> Exercise aim
Write out each line exactly as it stands, please.

> Data for the task
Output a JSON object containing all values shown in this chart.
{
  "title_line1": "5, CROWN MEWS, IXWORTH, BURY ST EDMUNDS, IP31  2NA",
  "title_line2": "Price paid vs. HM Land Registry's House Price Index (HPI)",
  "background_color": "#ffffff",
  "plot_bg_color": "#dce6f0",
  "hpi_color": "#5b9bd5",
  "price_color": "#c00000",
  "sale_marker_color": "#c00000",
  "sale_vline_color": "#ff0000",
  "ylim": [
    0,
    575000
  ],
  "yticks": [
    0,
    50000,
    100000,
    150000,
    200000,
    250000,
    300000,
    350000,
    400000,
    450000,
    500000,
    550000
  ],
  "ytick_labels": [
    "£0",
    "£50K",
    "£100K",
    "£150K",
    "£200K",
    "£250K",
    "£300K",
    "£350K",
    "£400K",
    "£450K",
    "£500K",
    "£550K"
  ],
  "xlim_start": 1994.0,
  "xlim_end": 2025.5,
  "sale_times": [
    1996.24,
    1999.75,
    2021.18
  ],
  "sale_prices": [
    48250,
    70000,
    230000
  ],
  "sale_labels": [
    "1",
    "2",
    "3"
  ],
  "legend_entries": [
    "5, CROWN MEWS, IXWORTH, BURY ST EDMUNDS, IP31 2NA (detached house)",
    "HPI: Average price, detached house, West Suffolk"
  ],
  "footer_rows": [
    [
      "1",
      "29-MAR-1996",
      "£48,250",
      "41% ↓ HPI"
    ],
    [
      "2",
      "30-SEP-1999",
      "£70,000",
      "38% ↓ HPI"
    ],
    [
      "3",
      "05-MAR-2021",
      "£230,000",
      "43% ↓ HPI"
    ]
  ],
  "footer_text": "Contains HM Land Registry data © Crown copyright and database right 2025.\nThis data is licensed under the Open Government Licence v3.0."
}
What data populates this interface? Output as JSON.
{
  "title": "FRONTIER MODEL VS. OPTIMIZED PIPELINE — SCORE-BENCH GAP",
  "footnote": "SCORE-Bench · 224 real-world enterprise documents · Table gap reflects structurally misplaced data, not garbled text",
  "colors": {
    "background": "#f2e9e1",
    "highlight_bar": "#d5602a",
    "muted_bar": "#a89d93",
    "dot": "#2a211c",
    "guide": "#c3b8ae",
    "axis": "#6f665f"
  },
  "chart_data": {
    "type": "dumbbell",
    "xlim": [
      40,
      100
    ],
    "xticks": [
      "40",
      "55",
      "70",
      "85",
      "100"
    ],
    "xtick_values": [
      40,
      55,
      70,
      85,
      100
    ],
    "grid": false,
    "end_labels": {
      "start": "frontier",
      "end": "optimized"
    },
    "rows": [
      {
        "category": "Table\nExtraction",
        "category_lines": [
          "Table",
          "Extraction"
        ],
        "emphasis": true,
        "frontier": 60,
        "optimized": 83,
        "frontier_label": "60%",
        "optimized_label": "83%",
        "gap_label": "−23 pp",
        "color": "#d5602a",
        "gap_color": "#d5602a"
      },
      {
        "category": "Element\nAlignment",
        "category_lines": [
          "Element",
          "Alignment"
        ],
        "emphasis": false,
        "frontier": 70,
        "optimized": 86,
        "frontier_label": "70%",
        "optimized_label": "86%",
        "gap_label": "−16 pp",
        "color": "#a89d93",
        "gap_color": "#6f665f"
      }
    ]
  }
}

> Complete answer
Output a JSON object containing all values shown in this chart.
{
  "title_line1": "5, CROWN MEWS, IXWORTH, BURY ST EDMUNDS, IP31  2NA",
  "title_line2": "Price paid vs. HM Land Registry's House Price Index (HPI)",
  "background_color": "#ffffff",
  "plot_bg_color": "#dce6f0",
  "hpi_color": "#5b9bd5",
  "price_color": "#c00000",
  "sale_marker_color": "#c00000",
  "sale_vline_color": "#ff0000",
  "ylim": [
    0,
    575000
  ],
  "yticks": [
    0,
    50000,
    100000,
    150000,
    200000,
    250000,
    300000,
    350000,
    400000,
    450000,
    500000,
    550000
  ],
  "ytick_labels": [
    "£0",
    "£50K",
    "£100K",
    "£150K",
    "£200K",
    "£250K",
    "£300K",
    "£350K",
    "£400K",
    "£450K",
    "£500K",
    "£550K"
  ],
  "xlim_start": 1994.0,
  "xlim_end": 2025.5,
  "sale_times": [
    1996.24,
    1999.75,
    2021.18
  ],
  "sale_prices": [
    48250,
    70000,
    230000
  ],
  "sale_labels": [
    "1",
    "2",
    "3"
  ],
  "legend_entries": [
    "5, CROWN MEWS, IXWORTH, BURY ST EDMUNDS, IP31 2NA (detached house)",
    "HPI: Average price, detached house, West Suffolk"
  ],
  "footer_rows": [
    [
      "1",
      "29-MAR-1996",
      "£48,250",
      "41% ↓ HPI"
    ],
    [
      "2",
      "30-SEP-1999",
      "£70,000",
      "38% ↓ HPI"
    ],
    [
      "3",
      "05-MAR-2021",
      "£230,000",
      "43% ↓ HPI"
    ]
  ],
  "footer_text": "Contains HM Land Registry data © Crown copyright and database right 2025.\nThis data is licensed under the Open Government Licence v3.0."
}
What data populates this interface? Output as JSON.
{
  "title": "FRONTIER MODEL VS. OPTIMIZED PIPELINE — SCORE-BENCH GAP",
  "footnote": "SCORE-Bench · 224 real-world enterprise documents · Table gap reflects structurally misplaced data, not garbled text",
  "colors": {
    "background": "#f2e9e1",
    "highlight_bar": "#d5602a",
    "muted_bar": "#a89d93",
    "dot": "#2a211c",
    "guide": "#c3b8ae",
    "axis": "#6f665f"
  },
  "chart_data": {
    "type": "dumbbell",
    "xlim": [
      40,
      100
    ],
    "xticks": [
      "40",
      "55",
      "70",
      "85",
      "100"
    ],
    "xtick_values": [
      40,
      55,
      70,
      85,
      100
    ],
    "grid": false,
    "end_labels": {
      "start": "frontier",
      "end": "optimized"
    },
    "rows": [
      {
        "category": "Table\nExtraction",
        "category_lines": [
          "Table",
          "Extraction"
        ],
        "emphasis": true,
        "frontier": 60,
        "optimized": 83,
        "frontier_label": "60%",
        "optimized_label": "83%",
        "gap_label": "−23 pp",
        "color": "#d5602a",
        "gap_color": "#d5602a"
      },
      {
        "category": "Element\nAlignment",
        "category_lines": [
          "Element",
          "Alignment"
        ],
        "emphasis": false,
        "frontier": 70,
        "optimized": 86,
        "frontier_label": "70%",
        "optimized_label": "86%",
        "gap_label": "−16 pp",
        "color": "#a89d93",
        "gap_color": "#6f665f"
      }
    ]
  }
}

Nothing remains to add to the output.